- [Task brief]: Copy each line that has the string "value" somewhere in it.

- [Rows]:
□ □ □ □ □
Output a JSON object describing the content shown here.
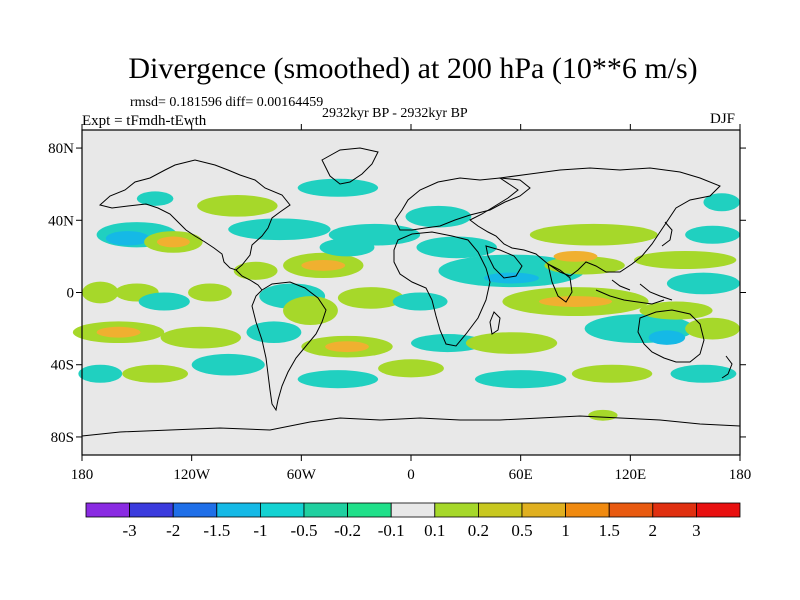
{
  "map": {
    "title": "Divergence (smoothed) at 200 hPa (10**6 m/s)",
    "stats": "rmsd= 0.181596  diff= 0.00164459",
    "experiment": "Expt = tFmdh-tEwth",
    "period": "2932kyr BP - 2932kyr BP",
    "season": "DJF",
    "projection": "cylindrical equidistant",
    "lon_range": [
      -180,
      180
    ],
    "lat_range": [
      -90,
      90
    ],
    "lat_ticks": [
      {
        "value": 80,
        "label": "80N"
      },
      {
        "value": 40,
        "label": "40N"
      },
      {
        "value": 0,
        "label": "0"
      },
      {
        "value": -40,
        "label": "40S"
      },
      {
        "value": -80,
        "label": "80S"
      }
    ],
    "lon_ticks": [
      {
        "value": -180,
        "label": "180"
      },
      {
        "value": -120,
        "label": "120W"
      },
      {
        "value": -60,
        "label": "60W"
      },
      {
        "value": 0,
        "label": "0"
      },
      {
        "value": 60,
        "label": "60E"
      },
      {
        "value": 120,
        "label": "120E"
      },
      {
        "value": 180,
        "label": "180"
      }
    ],
    "background_color": "#e8e8e8",
    "blobs": [
      {
        "lon": -150,
        "lat": 32,
        "rlon": 22,
        "rlat": 7,
        "color": "#20d0c0"
      },
      {
        "lon": -155,
        "lat": 30,
        "rlon": 12,
        "rlat": 4,
        "color": "#15b9e6"
      },
      {
        "lon": -140,
        "lat": 52,
        "rlon": 10,
        "rlat": 4,
        "color": "#20d0c0"
      },
      {
        "lon": -130,
        "lat": 28,
        "rlon": 16,
        "rlat": 6,
        "color": "#a6d82a"
      },
      {
        "lon": -130,
        "lat": 28,
        "rlon": 9,
        "rlat": 3,
        "color": "#f0b030"
      },
      {
        "lon": -95,
        "lat": 48,
        "rlon": 22,
        "rlat": 6,
        "color": "#a6d82a"
      },
      {
        "lon": -72,
        "lat": 35,
        "rlon": 28,
        "rlat": 6,
        "color": "#20d0c0"
      },
      {
        "lon": -40,
        "lat": 58,
        "rlon": 22,
        "rlat": 5,
        "color": "#20d0c0"
      },
      {
        "lon": -20,
        "lat": 32,
        "rlon": 25,
        "rlat": 6,
        "color": "#20d0c0"
      },
      {
        "lon": -48,
        "lat": 15,
        "rlon": 22,
        "rlat": 7,
        "color": "#a6d82a"
      },
      {
        "lon": -48,
        "lat": 15,
        "rlon": 12,
        "rlat": 3,
        "color": "#f0b030"
      },
      {
        "lon": -35,
        "lat": 25,
        "rlon": 15,
        "rlat": 5,
        "color": "#20d0c0"
      },
      {
        "lon": -85,
        "lat": 12,
        "rlon": 12,
        "rlat": 5,
        "color": "#a6d82a"
      },
      {
        "lon": -170,
        "lat": 0,
        "rlon": 10,
        "rlat": 6,
        "color": "#a6d82a"
      },
      {
        "lon": -150,
        "lat": 0,
        "rlon": 12,
        "rlat": 5,
        "color": "#a6d82a"
      },
      {
        "lon": -135,
        "lat": -5,
        "rlon": 14,
        "rlat": 5,
        "color": "#20d0c0"
      },
      {
        "lon": -110,
        "lat": 0,
        "rlon": 12,
        "rlat": 5,
        "color": "#a6d82a"
      },
      {
        "lon": -65,
        "lat": -2,
        "rlon": 18,
        "rlat": 7,
        "color": "#20d0c0"
      },
      {
        "lon": -55,
        "lat": -10,
        "rlon": 15,
        "rlat": 8,
        "color": "#a6d82a"
      },
      {
        "lon": -22,
        "lat": -3,
        "rlon": 18,
        "rlat": 6,
        "color": "#a6d82a"
      },
      {
        "lon": 5,
        "lat": -5,
        "rlon": 15,
        "rlat": 5,
        "color": "#20d0c0"
      },
      {
        "lon": 15,
        "lat": 42,
        "rlon": 18,
        "rlat": 6,
        "color": "#20d0c0"
      },
      {
        "lon": 25,
        "lat": 25,
        "rlon": 22,
        "rlat": 6,
        "color": "#20d0c0"
      },
      {
        "lon": 55,
        "lat": 12,
        "rlon": 40,
        "rlat": 9,
        "color": "#20d0c0"
      },
      {
        "lon": 55,
        "lat": 8,
        "rlon": 15,
        "rlat": 3,
        "color": "#15b9e6"
      },
      {
        "lon": 100,
        "lat": 32,
        "rlon": 35,
        "rlat": 6,
        "color": "#a6d82a"
      },
      {
        "lon": 95,
        "lat": 15,
        "rlon": 22,
        "rlat": 5,
        "color": "#a6d82a"
      },
      {
        "lon": 90,
        "lat": 20,
        "rlon": 12,
        "rlat": 3,
        "color": "#f0b030"
      },
      {
        "lon": 150,
        "lat": 18,
        "rlon": 28,
        "rlat": 5,
        "color": "#a6d82a"
      },
      {
        "lon": 160,
        "lat": 5,
        "rlon": 20,
        "rlat": 6,
        "color": "#20d0c0"
      },
      {
        "lon": 165,
        "lat": 32,
        "rlon": 15,
        "rlat": 5,
        "color": "#20d0c0"
      },
      {
        "lon": 170,
        "lat": 50,
        "rlon": 10,
        "rlat": 5,
        "color": "#20d0c0"
      },
      {
        "lon": 90,
        "lat": -5,
        "rlon": 40,
        "rlat": 8,
        "color": "#a6d82a"
      },
      {
        "lon": 90,
        "lat": -5,
        "rlon": 20,
        "rlat": 3,
        "color": "#f0b030"
      },
      {
        "lon": 125,
        "lat": -20,
        "rlon": 30,
        "rlat": 8,
        "color": "#20d0c0"
      },
      {
        "lon": 140,
        "lat": -25,
        "rlon": 10,
        "rlat": 4,
        "color": "#15b9e6"
      },
      {
        "lon": 145,
        "lat": -10,
        "rlon": 20,
        "rlat": 5,
        "color": "#a6d82a"
      },
      {
        "lon": 165,
        "lat": -20,
        "rlon": 15,
        "rlat": 6,
        "color": "#a6d82a"
      },
      {
        "lon": -160,
        "lat": -22,
        "rlon": 25,
        "rlat": 6,
        "color": "#a6d82a"
      },
      {
        "lon": -160,
        "lat": -22,
        "rlon": 12,
        "rlat": 3,
        "color": "#f0b030"
      },
      {
        "lon": -115,
        "lat": -25,
        "rlon": 22,
        "rlat": 6,
        "color": "#a6d82a"
      },
      {
        "lon": -75,
        "lat": -22,
        "rlon": 15,
        "rlat": 6,
        "color": "#20d0c0"
      },
      {
        "lon": -35,
        "lat": -30,
        "rlon": 25,
        "rlat": 6,
        "color": "#a6d82a"
      },
      {
        "lon": -35,
        "lat": -30,
        "rlon": 12,
        "rlat": 3,
        "color": "#f0b030"
      },
      {
        "lon": 20,
        "lat": -28,
        "rlon": 20,
        "rlat": 5,
        "color": "#20d0c0"
      },
      {
        "lon": 55,
        "lat": -28,
        "rlon": 25,
        "rlat": 6,
        "color": "#a6d82a"
      },
      {
        "lon": -170,
        "lat": -45,
        "rlon": 12,
        "rlat": 5,
        "color": "#20d0c0"
      },
      {
        "lon": -140,
        "lat": -45,
        "rlon": 18,
        "rlat": 5,
        "color": "#a6d82a"
      },
      {
        "lon": -100,
        "lat": -40,
        "rlon": 20,
        "rlat": 6,
        "color": "#20d0c0"
      },
      {
        "lon": -40,
        "lat": -48,
        "rlon": 22,
        "rlat": 5,
        "color": "#20d0c0"
      },
      {
        "lon": 0,
        "lat": -42,
        "rlon": 18,
        "rlat": 5,
        "color": "#a6d82a"
      },
      {
        "lon": 60,
        "lat": -48,
        "rlon": 25,
        "rlat": 5,
        "color": "#20d0c0"
      },
      {
        "lon": 110,
        "lat": -45,
        "rlon": 22,
        "rlat": 5,
        "color": "#a6d82a"
      },
      {
        "lon": 160,
        "lat": -45,
        "rlon": 18,
        "rlat": 5,
        "color": "#20d0c0"
      },
      {
        "lon": 105,
        "lat": -68,
        "rlon": 8,
        "rlat": 3,
        "color": "#a6d82a"
      }
    ]
  },
  "colorbar": {
    "labels": [
      "-3",
      "-2",
      "-1.5",
      "-1",
      "-0.5",
      "-0.2",
      "-0.1",
      "0.1",
      "0.2",
      "0.5",
      "1",
      "1.5",
      "2",
      "3"
    ],
    "colors": [
      "#8a2be2",
      "#3b3bdd",
      "#1f6fe8",
      "#15b9e6",
      "#14d2d2",
      "#20d0a0",
      "#20e08a",
      "#e8e8e8",
      "#a6d82a",
      "#c8c820",
      "#e0b020",
      "#f08a10",
      "#e85a10",
      "#e03010",
      "#e81010"
    ]
  }
}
□ □ □ □ □
- [Response below]:
        "value": 80,
        "value": 40,
        "value": 0,
        "value": -40,
        "value": -80,
        "value": -180,
        "value": -120,
        "value": -60,
        "value": 0,
        "value": 60,
        "value": 120,
        "value": 180,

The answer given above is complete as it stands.